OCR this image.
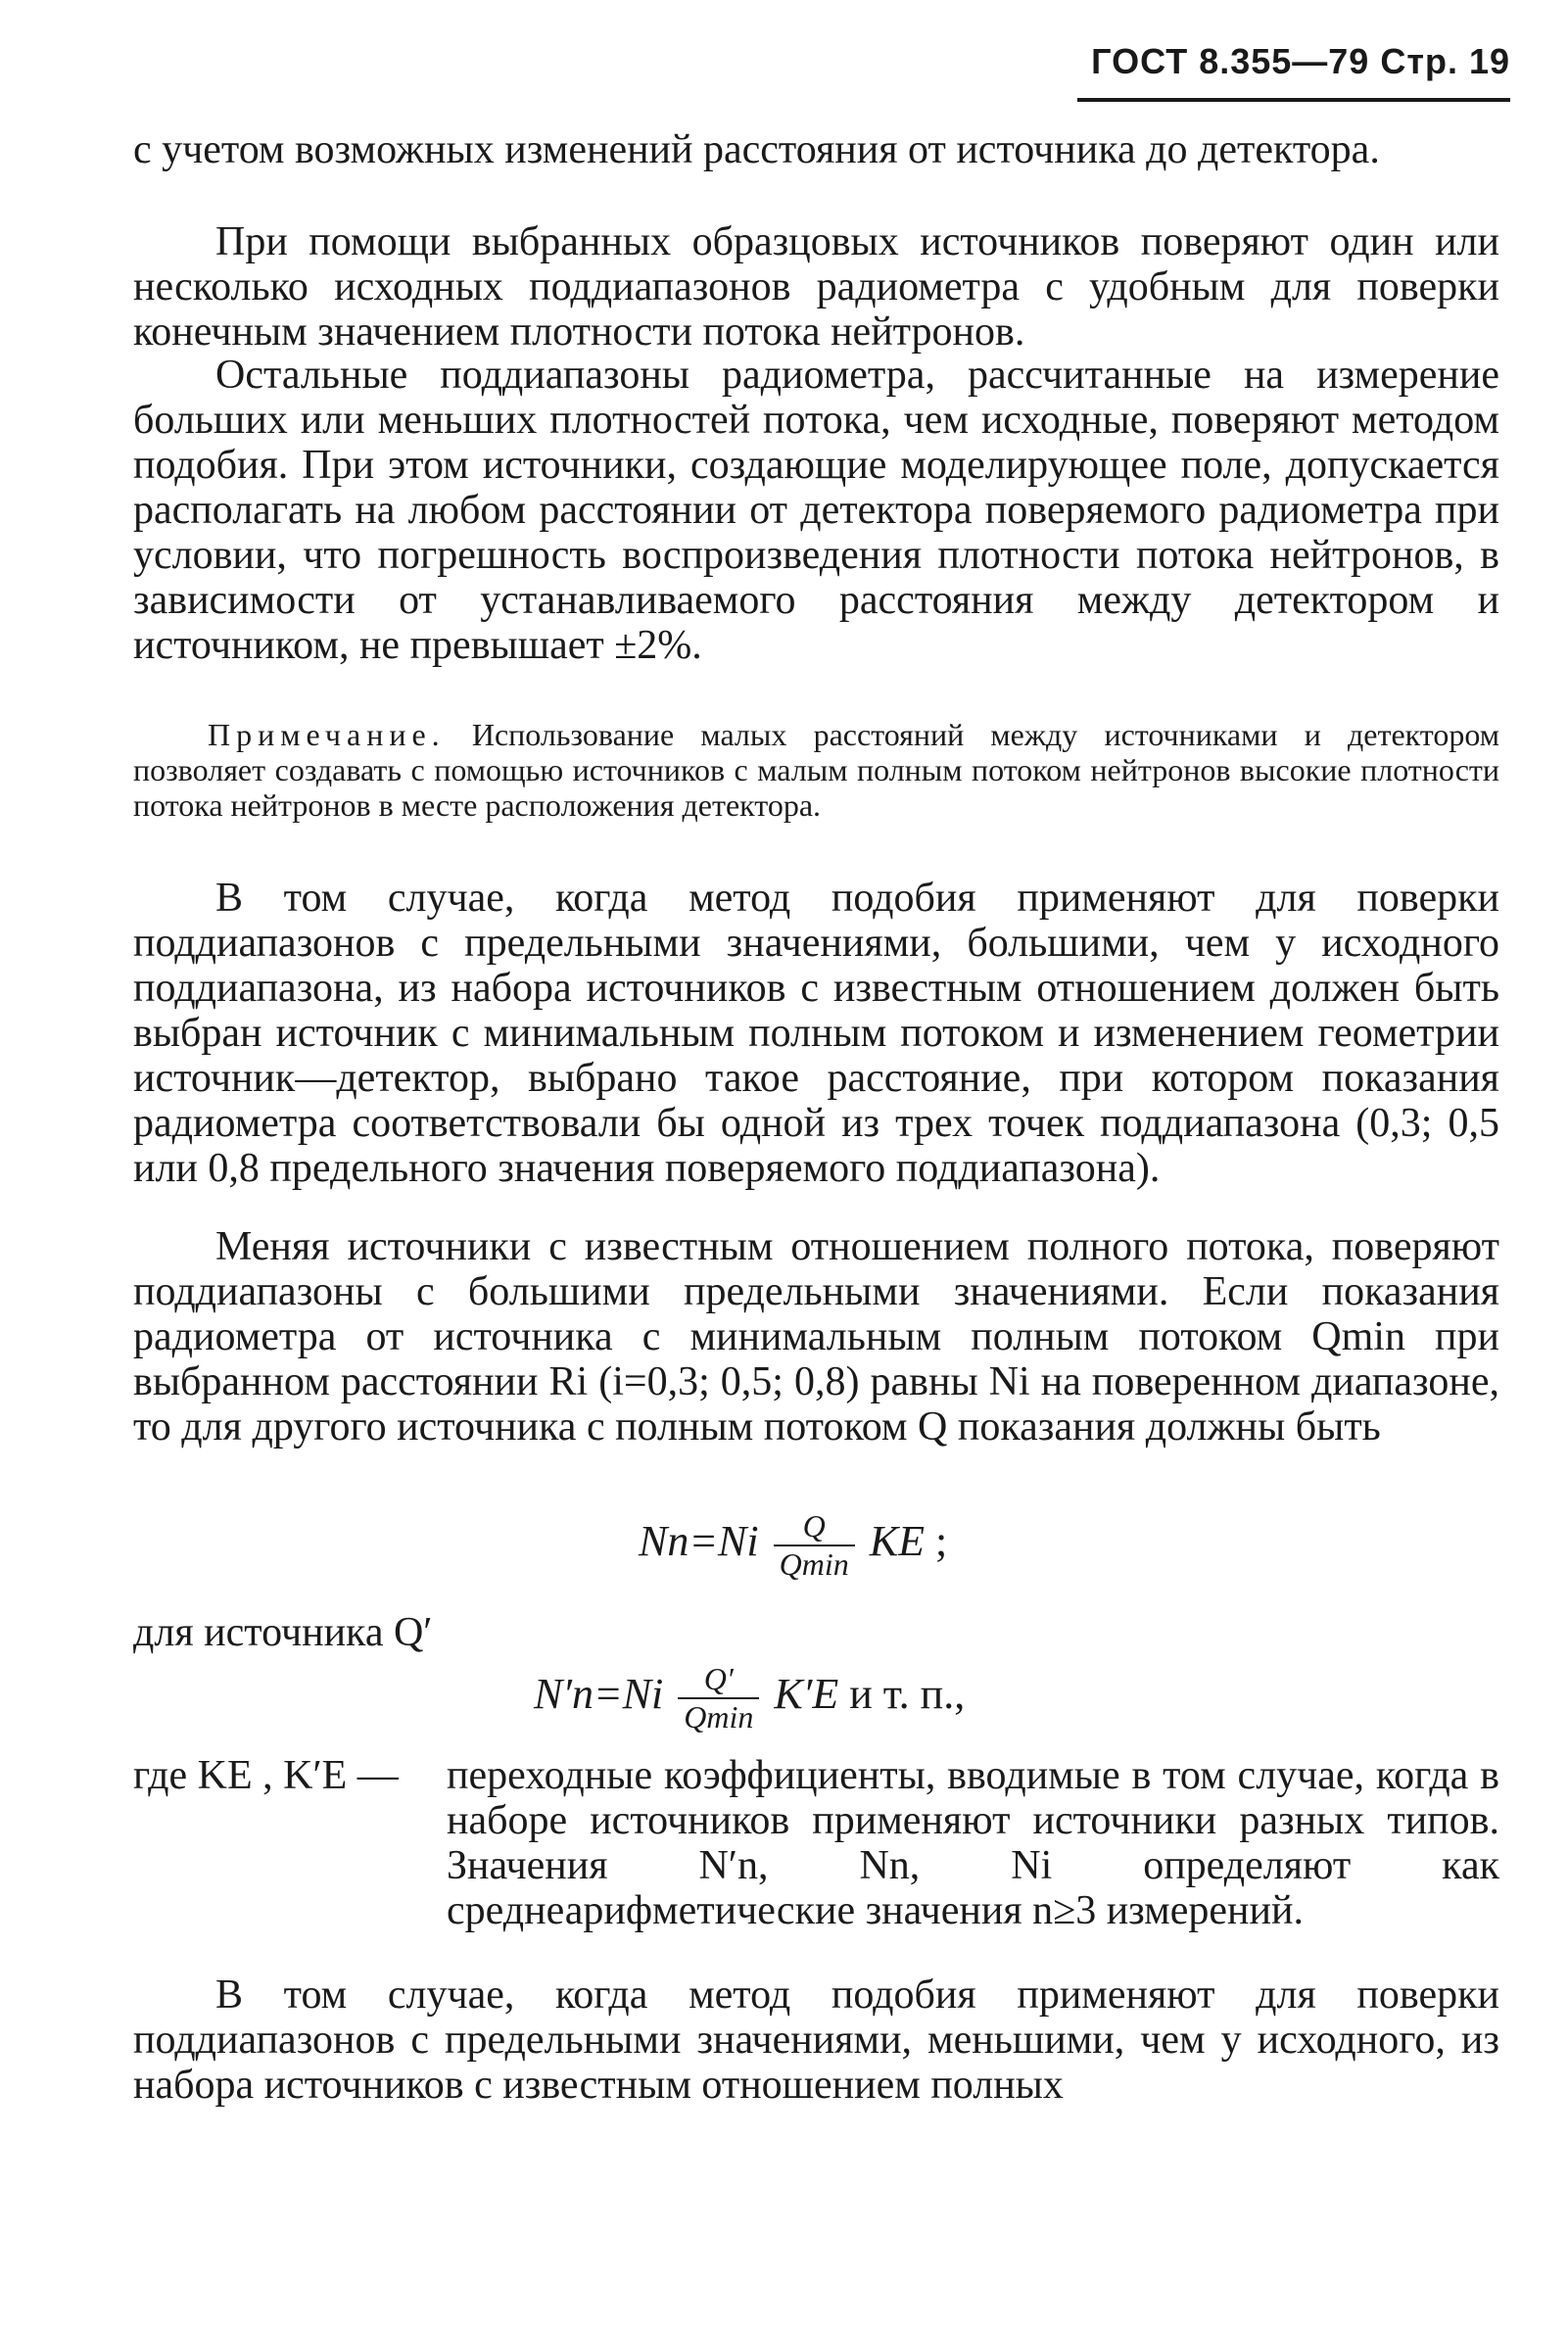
ГОСТ 8.355—79 Стр. 19

с учетом возможных изменений расстояния от источника до детектора.

При помощи выбранных образцовых источников поверяют один или несколько исходных поддиапазонов радиометра с удобным для поверки конечным значением плотности потока нейтронов.

Остальные поддиапазоны радиометра, рассчитанные на измерение больших или меньших плотностей потока, чем исходные, поверяют методом подобия. При этом источники, создающие моделирующее поле, допускается располагать на любом расстоянии от детектора поверяемого радиометра при условии, что погрешность воспроизведения плотности потока нейтронов, в зависимости от устанавливаемого расстояния между детектором и источником, не превышает ±2%.

Примечание. Использование малых расстояний между источниками и детектором позволяет создавать с помощью источников с малым полным потоком нейтронов высокие плотности потока нейтронов в месте расположения детектора.

В том случае, когда метод подобия применяют для поверки поддиапазонов с предельными значениями, большими, чем у исходного поддиапазона, из набора источников с известным отношением должен быть выбран источник с минимальным полным потоком и изменением геометрии источник—детектор, выбрано такое расстояние, при котором показания радиометра соответствовали бы одной из трех точек поддиапазона (0,3; 0,5 или 0,8 предельного значения поверяемого поддиапазона).

Меняя источники с известным отношением полного потока, поверяют поддиапазоны с большими предельными значениями. Если показания радиометра от источника с минимальным полным потоком Qmin при выбранном расстоянии Ri (i=0,3; 0,5; 0,8) равны Ni на поверенном диапазоне, то для другого источника с полным потоком Q показания должны быть

$Nn=Ni \frac{Q}{Qmin}$ KE ;

для источника Q′

$N'n=Ni \frac{Q'}{Qmin} K'E$ и т. п.,
где KE , K′E — переходные коэффициенты, вводимые в том случае, когда в наборе источников применяют источники разных типов. Значения N′n, Nn, Ni определяют как среднеарифметические значения n≥3 измерений.

В том случае, когда метод подобия применяют для поверки поддиапазонов с предельными значениями, меньшими, чем у исходного, из набора источников с известным отношением полных
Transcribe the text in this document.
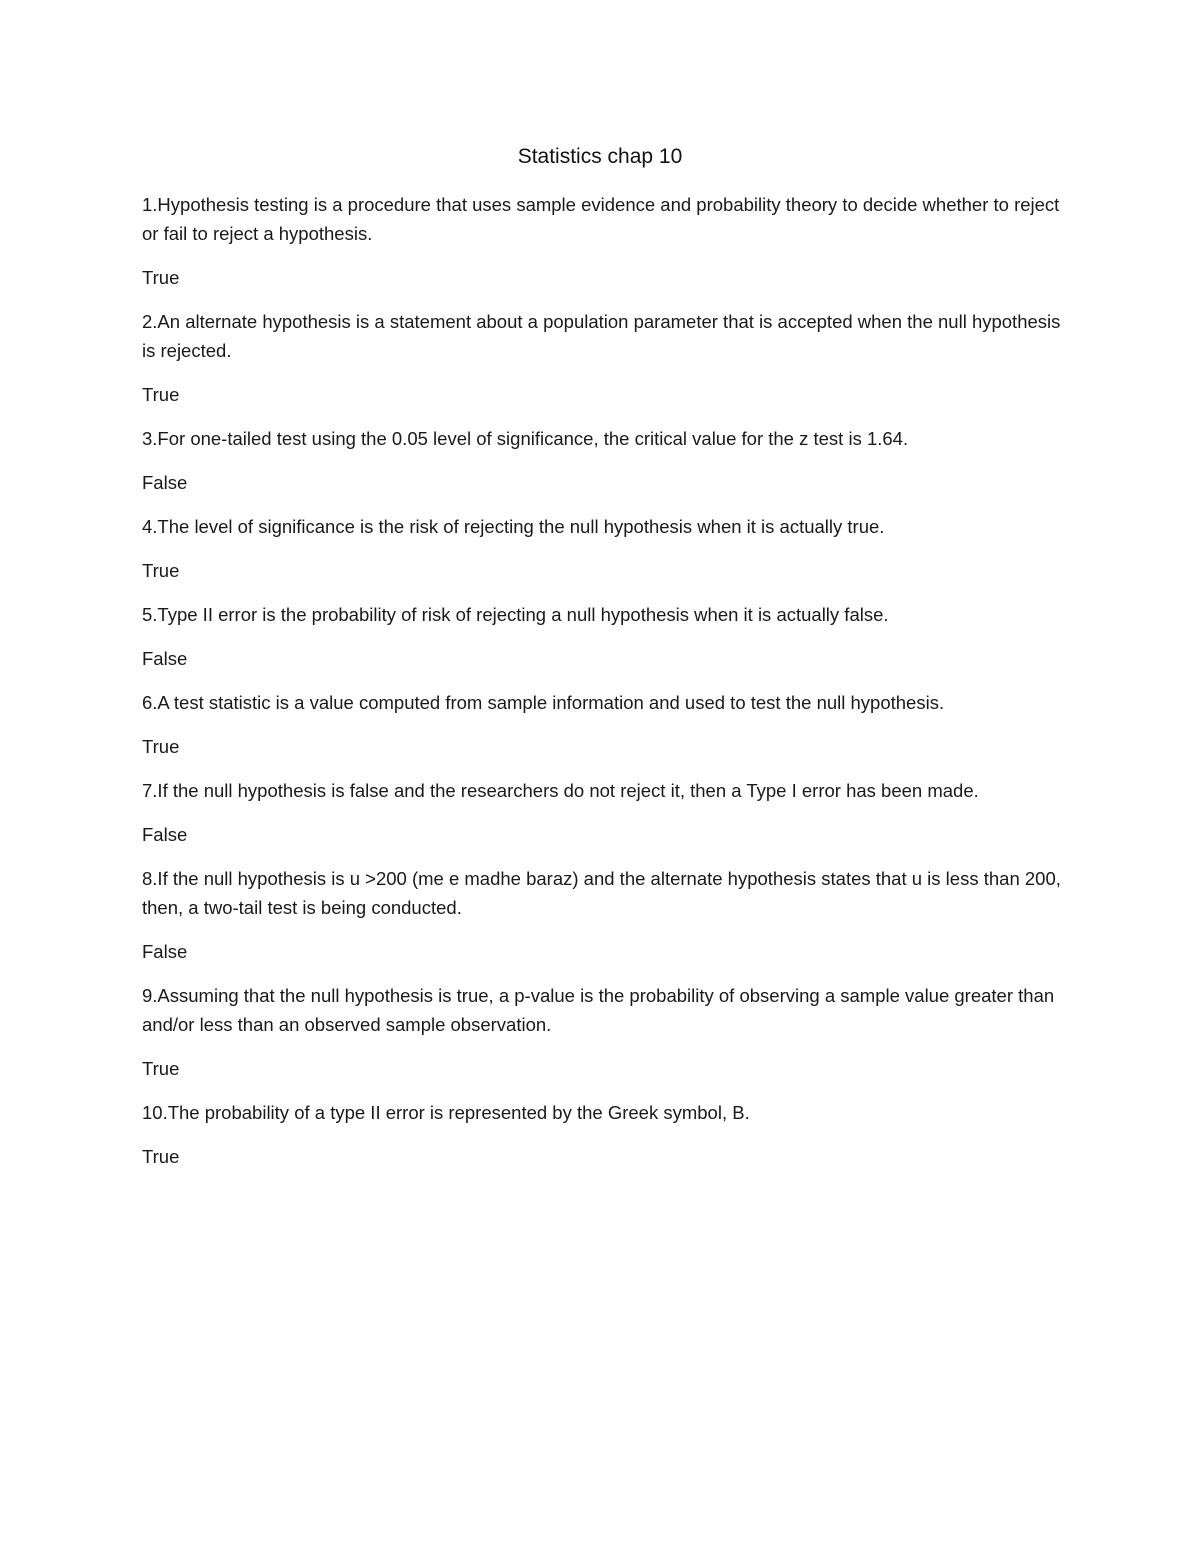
Statistics chap 10

1.Hypothesis testing is a procedure that uses sample evidence and probability theory to decide whether to reject or fail to reject a hypothesis.

True

2.An alternate hypothesis is a statement about a population parameter that is accepted when the null hypothesis is rejected.

True

3.For one-tailed test using the 0.05 level of significance, the critical value for the z test is 1.64.

False

4.The level of significance is the risk of rejecting the null hypothesis when it is actually true.

True

5.Type II error is the probability of risk of rejecting a null hypothesis when it is actually false.

False

6.A test statistic is a value computed from sample information and used to test the null hypothesis.

True

7.If the null hypothesis is false and the researchers do not reject it, then a Type I error has been made.

False

8.If the null hypothesis is u >200 (me e madhe baraz) and the alternate hypothesis states that u is less than 200, then, a two-tail test is being conducted.

False

9.Assuming that the null hypothesis is true, a p-value is the probability of observing a sample value greater than and/or less than an observed sample observation.

True

10.The probability of a type II error is represented by the Greek symbol, B.

True
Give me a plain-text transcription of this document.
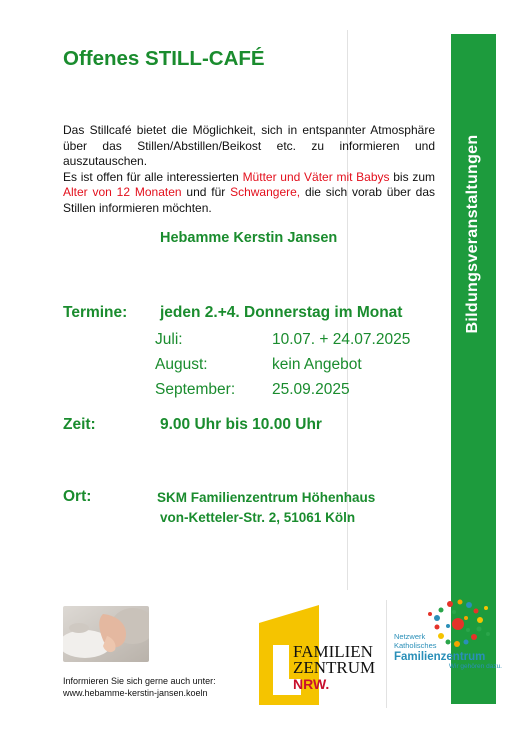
Bildungsveranstaltungen
Offenes STILL-CAFÉ

Das Stillcafé bietet die Möglichkeit, sich in entspannter Atmosphäre über das Stillen/Abstillen/Beikost etc. zu informieren und auszutauschen.

Es ist offen für alle interessierten Mütter und Väter mit Babys bis zum Alter von 12 Monaten und für Schwangere, die sich vorab über das Stillen informieren möchten.

Hebamme Kerstin Jansen
Termine: jeden 2.+4. Donnerstag im Monat
Juli:	10.07. + 24.07.2025
August:	kein Angebot
September: 25.09.2025
Zeit:	9.00 Uhr bis 10.00 Uhr
Ort:	SKM Familienzentrum Höhenhaus
von-Ketteler-Str. 2, 51061 Köln
Informieren Sie sich gerne auch unter:
www.hebamme-kerstin-jansen.koeln
FAMILIEN
ZENTRUM
NRW.
Netzwerk
Katholisches
Familienzentrum
Wir gehören dazu.
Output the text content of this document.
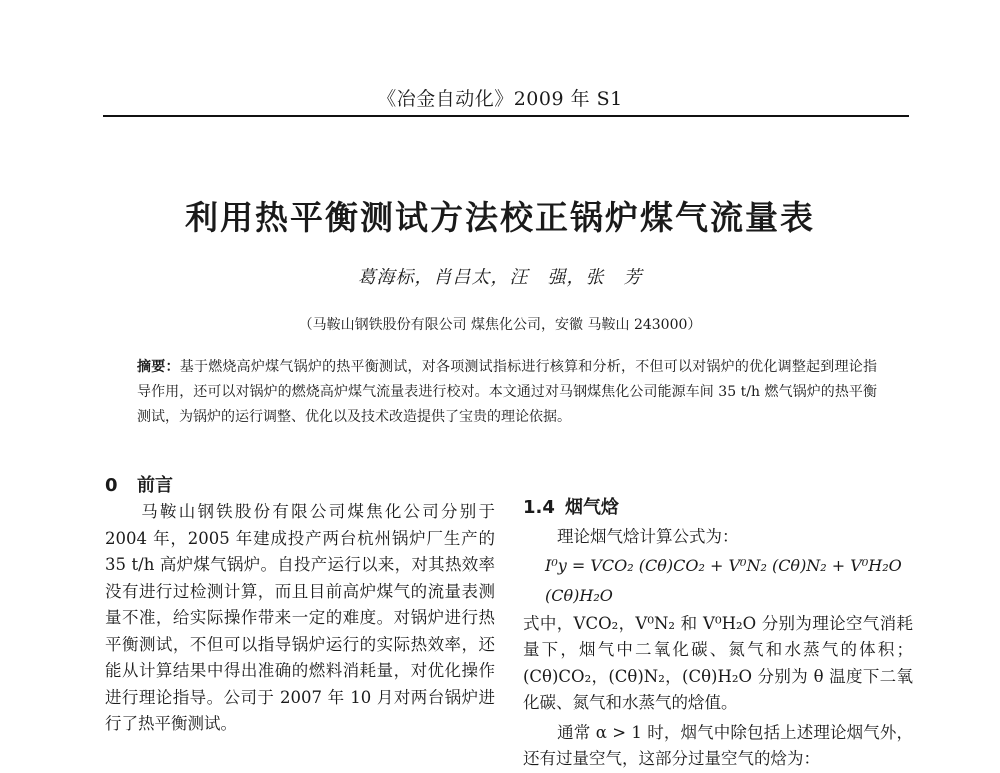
《冶金自动化》2009 年 S1
利用热平衡测试方法校正锅炉煤气流量表
葛海标，肖吕太，汪　强，张　芳
（马鞍山钢铁股份有限公司 煤焦化公司，安徽 马鞍山 243000）
摘要：基于燃烧高炉煤气锅炉的热平衡测试，对各项测试指标进行核算和分析，不但可以对锅炉的优化调整起到理论指导作用，还可以对锅炉的燃烧高炉煤气流量表进行校对。本文通过对马钢煤焦化公司能源车间 35 t/h 燃气锅炉的热平衡测试，为锅炉的运行调整、优化以及技术改造提供了宝贵的理论依据。
0 前言
马鞍山钢铁股份有限公司煤焦化公司分别于 2004 年，2005 年建成投产两台杭州锅炉厂生产的 35 t/h 高炉煤气锅炉。自投产运行以来，对其热效率没有进行过检测计算，而且目前高炉煤气的流量表测量不准，给实际操作带来一定的难度。对锅炉进行热平衡测试，不但可以指导锅炉运行的实际热效率，还能从计算结果中得出准确的燃料消耗量，对优化操作进行理论指导。公司于 2007 年 10 月对两台锅炉进行了热平衡测试。
1.4 烟气焓
理论烟气焓计算公式为：
I⁰y = VCO₂ (Cθ)CO₂ + V⁰N₂ (Cθ)N₂ + V⁰H₂O (Cθ)H₂O
式中，VCO₂，V⁰N₂ 和 V⁰H₂O 分别为理论空气消耗量下，烟气中二氧化碳、氮气和水蒸气的体积；(Cθ)CO₂，(Cθ)N₂，(Cθ)H₂O 分别为 θ 温度下二氧化碳、氮气和水蒸气的焓值。
通常 α > 1 时，烟气中除包括上述理论烟气外，还有过量空气，这部分过量空气的焓为：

========================

> **EXERCISE**: Nothing in the entries should change as you copy them, except that the pictures are left out.

> **WRITTEN ANSWER**:
OCR this image.
ГОСТ 8.355—79 Стр. 19

с учетом возможных изменений расстояния от источника до детектора.

При помощи выбранных образцовых источников поверяют один или несколько исходных поддиапазонов радиометра с удобным для поверки конечным значением плотности потока нейтронов.

Остальные поддиапазоны радиометра, рассчитанные на измерение больших или меньших плотностей потока, чем исходные, поверяют методом подобия. При этом источники, создающие моделирующее поле, допускается располагать на любом расстоянии от детектора поверяемого радиометра при условии, что погрешность воспроизведения плотности потока нейтронов, в зависимости от устанавливаемого расстояния между детектором и источником, не превышает ±2%.

Примечание. Использование малых расстояний между источниками и детектором позволяет создавать с помощью источников с малым полным потоком нейтронов высокие плотности потока нейтронов в месте расположения детектора.

В том случае, когда метод подобия применяют для поверки поддиапазонов с предельными значениями, большими, чем у исходного поддиапазона, из набора источников с известным отношением должен быть выбран источник с минимальным полным потоком и изменением геометрии источник—детектор, выбрано такое расстояние, при котором показания радиометра соответствовали бы одной из трех точек поддиапазона (0,3; 0,5 или 0,8 предельного значения поверяемого поддиапазона).

Меняя источники с известным отношением полного потока, поверяют поддиапазоны с большими предельными значениями. Если показания радиометра от источника с минимальным полным потоком Qmin при выбранном расстоянии Ri (i=0,3; 0,5; 0,8) равны Ni на поверенном диапазоне, то для другого источника с полным потоком Q показания должны быть

$Nn=Ni \frac{Q}{Qmin}$ KE ;

для источника Q′

$N'n=Ni \frac{Q'}{Qmin} K'E$ и т. п.,
где KE , K′E — переходные коэффициенты, вводимые в том случае, когда в наборе источников применяют источники разных типов. Значения N′n, Nn, Ni определяют как среднеарифметические значения n≥3 измерений.

В том случае, когда метод подобия применяют для поверки поддиапазонов с предельными значениями, меньшими, чем у исходного, из набора источников с известным отношением полных
Transcribe the text in this document.
Statistics chap 10

1.Hypothesis testing is a procedure that uses sample evidence and probability theory to decide whether to reject or fail to reject a hypothesis.

True

2.An alternate hypothesis is a statement about a population parameter that is accepted when the null hypothesis is rejected.

True

3.For one-tailed test using the 0.05 level of significance, the critical value for the z test is 1.64.

False

4.The level of significance is the risk of rejecting the null hypothesis when it is actually true.

True

5.Type II error is the probability of risk of rejecting a null hypothesis when it is actually false.

False

6.A test statistic is a value computed from sample information and used to test the null hypothesis.

True

7.If the null hypothesis is false and the researchers do not reject it, then a Type I error has been made.

False

8.If the null hypothesis is u >200 (me e madhe baraz) and the alternate hypothesis states that u is less than 200, then, a two-tail test is being conducted.

False

9.Assuming that the null hypothesis is true, a p-value is the probability of observing a sample value greater than and/or less than an observed sample observation.

True

10.The probability of a type II error is represented by the Greek symbol, B.

True
Give me a plain-text transcription of this document.
Bildungsveranstaltungen
Offenes STILL-CAFÉ

Das Stillcafé bietet die Möglichkeit, sich in entspannter Atmosphäre über das Stillen/Abstillen/Beikost etc. zu informieren und auszutauschen.

Es ist offen für alle interessierten Mütter und Väter mit Babys bis zum Alter von 12 Monaten und für Schwangere, die sich vorab über das Stillen informieren möchten.

Hebamme Kerstin Jansen
Termine: jeden 2.+4. Donnerstag im Monat
Juli:	10.07. + 24.07.2025
August:	kein Angebot
September: 25.09.2025
Zeit:	9.00 Uhr bis 10.00 Uhr
Ort:	SKM Familienzentrum Höhenhaus
von-Ketteler-Str. 2, 51061 Köln
Informieren Sie sich gerne auch unter:
www.hebamme-kerstin-jansen.koeln
FAMILIEN
ZENTRUM
NRW.
Netzwerk
Katholisches
Familienzentrum
Wir gehören dazu.
Output the text content of this document.
《冶金自动化》2009 年 S1
利用热平衡测试方法校正锅炉煤气流量表
葛海标，肖吕太，汪　强，张　芳
（马鞍山钢铁股份有限公司 煤焦化公司，安徽 马鞍山 243000）
摘要：基于燃烧高炉煤气锅炉的热平衡测试，对各项测试指标进行核算和分析，不但可以对锅炉的优化调整起到理论指导作用，还可以对锅炉的燃烧高炉煤气流量表进行校对。本文通过对马钢煤焦化公司能源车间 35 t/h 燃气锅炉的热平衡测试，为锅炉的运行调整、优化以及技术改造提供了宝贵的理论依据。
0 前言
马鞍山钢铁股份有限公司煤焦化公司分别于 2004 年，2005 年建成投产两台杭州锅炉厂生产的 35 t/h 高炉煤气锅炉。自投产运行以来，对其热效率没有进行过检测计算，而且目前高炉煤气的流量表测量不准，给实际操作带来一定的难度。对锅炉进行热平衡测试，不但可以指导锅炉运行的实际热效率，还能从计算结果中得出准确的燃料消耗量，对优化操作进行理论指导。公司于 2007 年 10 月对两台锅炉进行了热平衡测试。
1.4 烟气焓
理论烟气焓计算公式为：
I⁰y = VCO₂ (Cθ)CO₂ + V⁰N₂ (Cθ)N₂ + V⁰H₂O (Cθ)H₂O
式中，VCO₂，V⁰N₂ 和 V⁰H₂O 分别为理论空气消耗量下，烟气中二氧化碳、氮气和水蒸气的体积；(Cθ)CO₂，(Cθ)N₂，(Cθ)H₂O 分别为 θ 温度下二氧化碳、氮气和水蒸气的焓值。
通常 α > 1 时，烟气中除包括上述理论烟气外，还有过量空气，这部分过量空气的焓为：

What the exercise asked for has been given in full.